# Supplied information
⟨
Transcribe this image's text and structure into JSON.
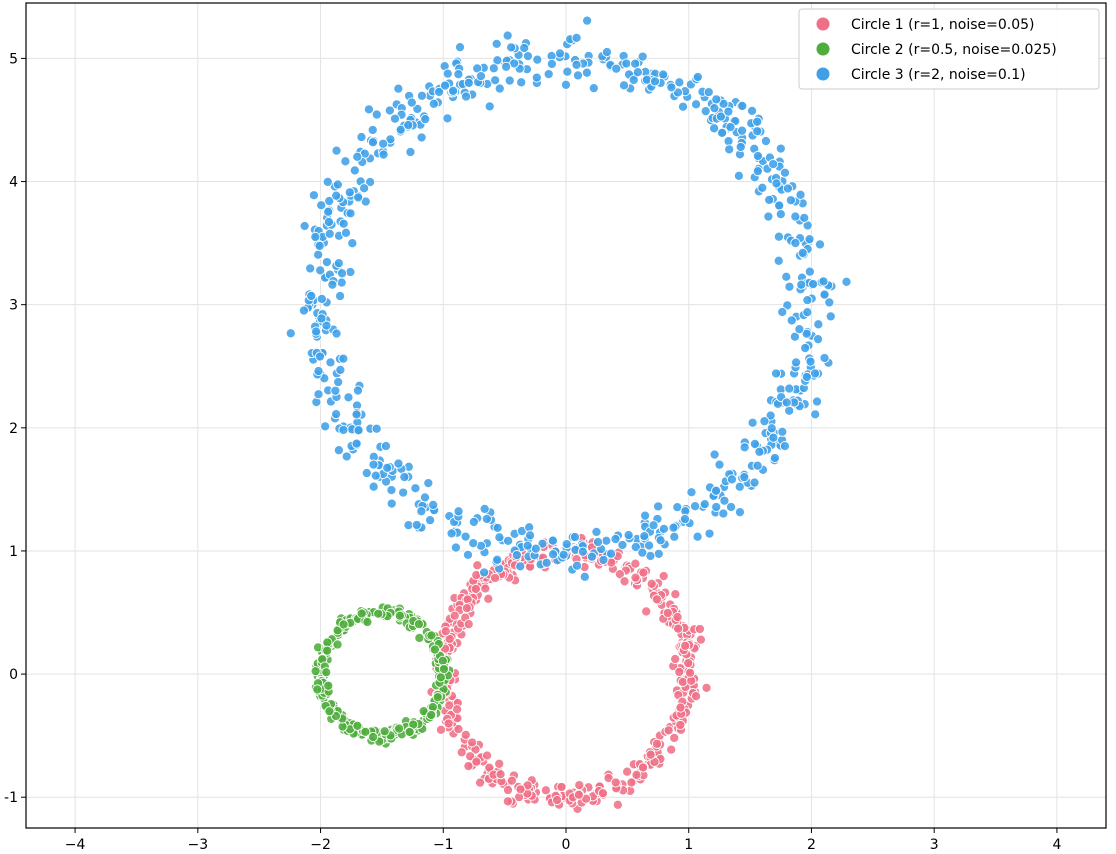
{
  "chart_data": {
    "type": "scatter",
    "title": "",
    "xlabel": "",
    "ylabel": "",
    "xlim": [
      -4.4,
      4.4
    ],
    "ylim": [
      -1.25,
      5.45
    ],
    "xticks": [
      -4,
      -3,
      -2,
      -1,
      0,
      1,
      2,
      3,
      4
    ],
    "yticks": [
      -1,
      0,
      1,
      2,
      3,
      4,
      5
    ],
    "xtick_labels": [
      "−4",
      "−3",
      "−2",
      "−1",
      "0",
      "1",
      "2",
      "3",
      "4"
    ],
    "ytick_labels": [
      "-1",
      "0",
      "1",
      "2",
      "3",
      "4",
      "5"
    ],
    "grid": true,
    "legend_position": "top-right",
    "series": [
      {
        "name": "Circle 1 (r=1, noise=0.05)",
        "color": "#ef6f86",
        "center": [
          0,
          0
        ],
        "radius": 1,
        "noise": 0.05,
        "n_points": 500
      },
      {
        "name": "Circle 2 (r=0.5, noise=0.025)",
        "color": "#4fad3c",
        "center": [
          -1.5,
          0
        ],
        "radius": 0.5,
        "noise": 0.025,
        "n_points": 300
      },
      {
        "name": "Circle 3 (r=2, noise=0.1)",
        "color": "#3fa0e8",
        "center": [
          0,
          3
        ],
        "radius": 2,
        "noise": 0.1,
        "n_points": 700
      }
    ]
  }
}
⟩
# Task description
Pick out every line above that holds the word "Circle" and copy it.

# Result of the task
        "name": "Circle 1 (r=1, noise=0.05)",
        "name": "Circle 2 (r=0.5, noise=0.025)",
        "name": "Circle 3 (r=2, noise=0.1)",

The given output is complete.